• **Given task**
State how many lines contain the string "USDSEK", and write nothing else.

Records from a collection of figures
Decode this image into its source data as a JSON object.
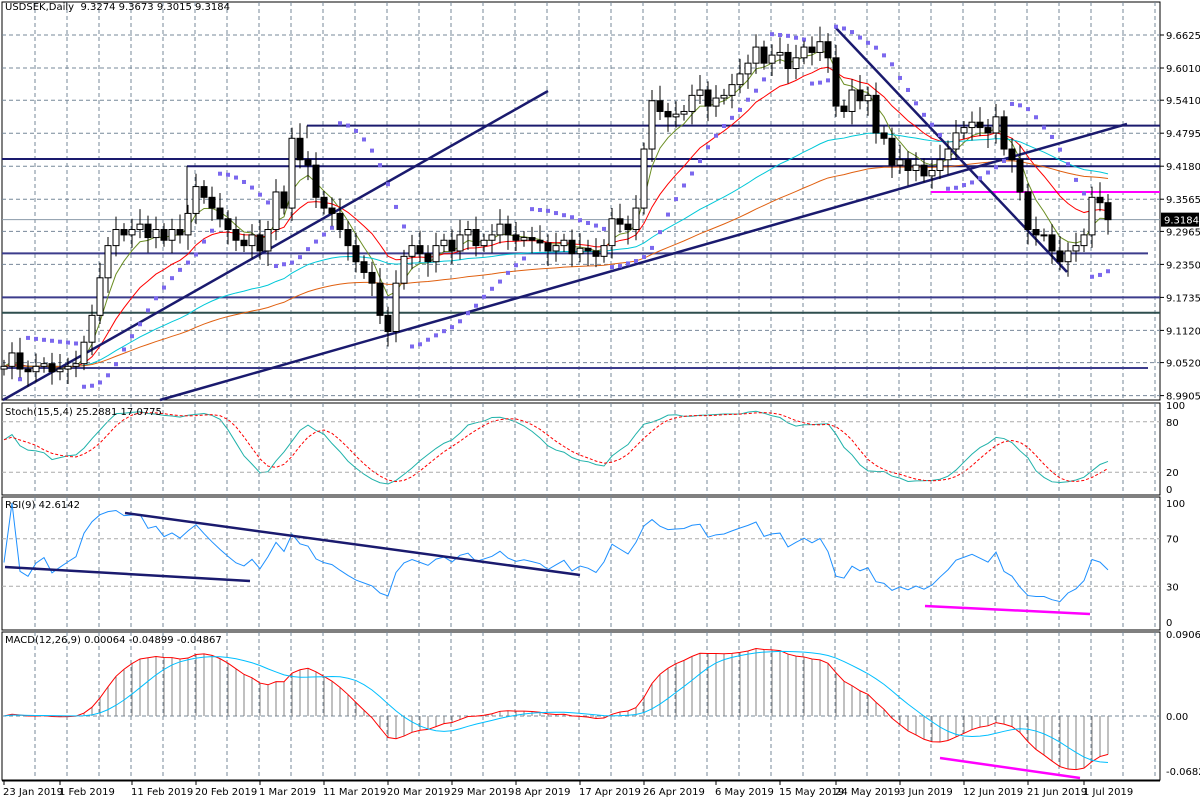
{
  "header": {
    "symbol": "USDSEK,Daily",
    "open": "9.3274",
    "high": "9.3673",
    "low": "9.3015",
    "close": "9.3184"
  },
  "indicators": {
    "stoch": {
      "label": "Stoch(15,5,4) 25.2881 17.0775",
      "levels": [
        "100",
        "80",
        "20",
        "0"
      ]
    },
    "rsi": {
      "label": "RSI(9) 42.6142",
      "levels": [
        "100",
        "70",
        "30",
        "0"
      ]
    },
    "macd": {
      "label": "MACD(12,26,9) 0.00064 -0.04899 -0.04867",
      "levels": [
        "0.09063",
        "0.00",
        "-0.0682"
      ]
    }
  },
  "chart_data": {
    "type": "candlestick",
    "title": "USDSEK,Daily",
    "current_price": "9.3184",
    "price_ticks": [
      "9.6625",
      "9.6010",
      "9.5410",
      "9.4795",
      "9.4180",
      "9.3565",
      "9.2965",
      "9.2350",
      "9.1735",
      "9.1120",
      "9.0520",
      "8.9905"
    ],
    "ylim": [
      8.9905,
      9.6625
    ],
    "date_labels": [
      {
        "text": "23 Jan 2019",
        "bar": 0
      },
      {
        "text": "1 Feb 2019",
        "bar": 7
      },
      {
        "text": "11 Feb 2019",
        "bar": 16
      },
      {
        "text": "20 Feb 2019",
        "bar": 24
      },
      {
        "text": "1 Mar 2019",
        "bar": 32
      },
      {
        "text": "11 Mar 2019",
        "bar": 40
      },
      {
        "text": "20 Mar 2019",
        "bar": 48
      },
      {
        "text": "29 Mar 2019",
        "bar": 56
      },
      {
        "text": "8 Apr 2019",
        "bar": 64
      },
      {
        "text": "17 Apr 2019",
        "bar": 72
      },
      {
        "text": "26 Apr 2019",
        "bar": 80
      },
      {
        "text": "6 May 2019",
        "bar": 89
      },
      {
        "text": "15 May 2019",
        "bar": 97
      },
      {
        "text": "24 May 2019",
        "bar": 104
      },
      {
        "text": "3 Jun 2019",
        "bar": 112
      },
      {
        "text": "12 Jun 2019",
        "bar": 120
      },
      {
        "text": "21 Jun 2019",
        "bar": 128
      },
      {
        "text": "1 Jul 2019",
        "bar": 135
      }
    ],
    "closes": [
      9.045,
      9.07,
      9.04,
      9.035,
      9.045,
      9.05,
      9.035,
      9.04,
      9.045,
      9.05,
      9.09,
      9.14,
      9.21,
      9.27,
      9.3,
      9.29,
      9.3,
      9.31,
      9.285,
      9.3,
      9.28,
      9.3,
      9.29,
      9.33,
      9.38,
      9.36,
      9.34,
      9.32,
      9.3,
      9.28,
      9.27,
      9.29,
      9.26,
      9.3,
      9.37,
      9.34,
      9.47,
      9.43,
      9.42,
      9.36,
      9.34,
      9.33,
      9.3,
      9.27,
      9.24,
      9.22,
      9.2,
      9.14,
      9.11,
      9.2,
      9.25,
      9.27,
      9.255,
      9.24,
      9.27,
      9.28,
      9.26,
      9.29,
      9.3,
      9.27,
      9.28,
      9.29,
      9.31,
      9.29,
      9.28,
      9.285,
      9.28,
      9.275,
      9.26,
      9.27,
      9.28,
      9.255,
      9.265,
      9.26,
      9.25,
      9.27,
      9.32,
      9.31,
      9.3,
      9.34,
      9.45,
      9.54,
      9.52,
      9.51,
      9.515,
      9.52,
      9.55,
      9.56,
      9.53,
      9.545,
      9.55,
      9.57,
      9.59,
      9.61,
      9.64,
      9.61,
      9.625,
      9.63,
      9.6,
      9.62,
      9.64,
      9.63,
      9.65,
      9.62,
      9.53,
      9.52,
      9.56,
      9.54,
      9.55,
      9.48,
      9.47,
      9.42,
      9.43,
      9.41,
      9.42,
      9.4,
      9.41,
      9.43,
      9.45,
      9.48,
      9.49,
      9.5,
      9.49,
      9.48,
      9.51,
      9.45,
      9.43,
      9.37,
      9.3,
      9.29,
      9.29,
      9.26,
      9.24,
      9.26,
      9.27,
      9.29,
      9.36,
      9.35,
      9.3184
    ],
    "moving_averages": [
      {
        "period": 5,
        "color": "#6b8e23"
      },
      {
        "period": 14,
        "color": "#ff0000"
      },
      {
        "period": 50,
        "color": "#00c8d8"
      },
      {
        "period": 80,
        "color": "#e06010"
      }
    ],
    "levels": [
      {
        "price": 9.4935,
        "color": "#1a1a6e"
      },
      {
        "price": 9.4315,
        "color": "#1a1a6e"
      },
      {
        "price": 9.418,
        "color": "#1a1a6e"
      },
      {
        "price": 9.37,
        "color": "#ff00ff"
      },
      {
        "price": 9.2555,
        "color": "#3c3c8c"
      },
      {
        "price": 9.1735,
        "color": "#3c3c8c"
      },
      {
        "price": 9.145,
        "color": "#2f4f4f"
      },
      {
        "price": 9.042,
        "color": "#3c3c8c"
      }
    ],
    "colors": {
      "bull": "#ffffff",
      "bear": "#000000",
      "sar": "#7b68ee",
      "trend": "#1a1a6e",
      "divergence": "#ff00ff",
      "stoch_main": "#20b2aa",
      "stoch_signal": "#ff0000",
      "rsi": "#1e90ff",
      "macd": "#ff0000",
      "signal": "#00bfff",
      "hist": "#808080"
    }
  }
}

• **Answer for the task**
2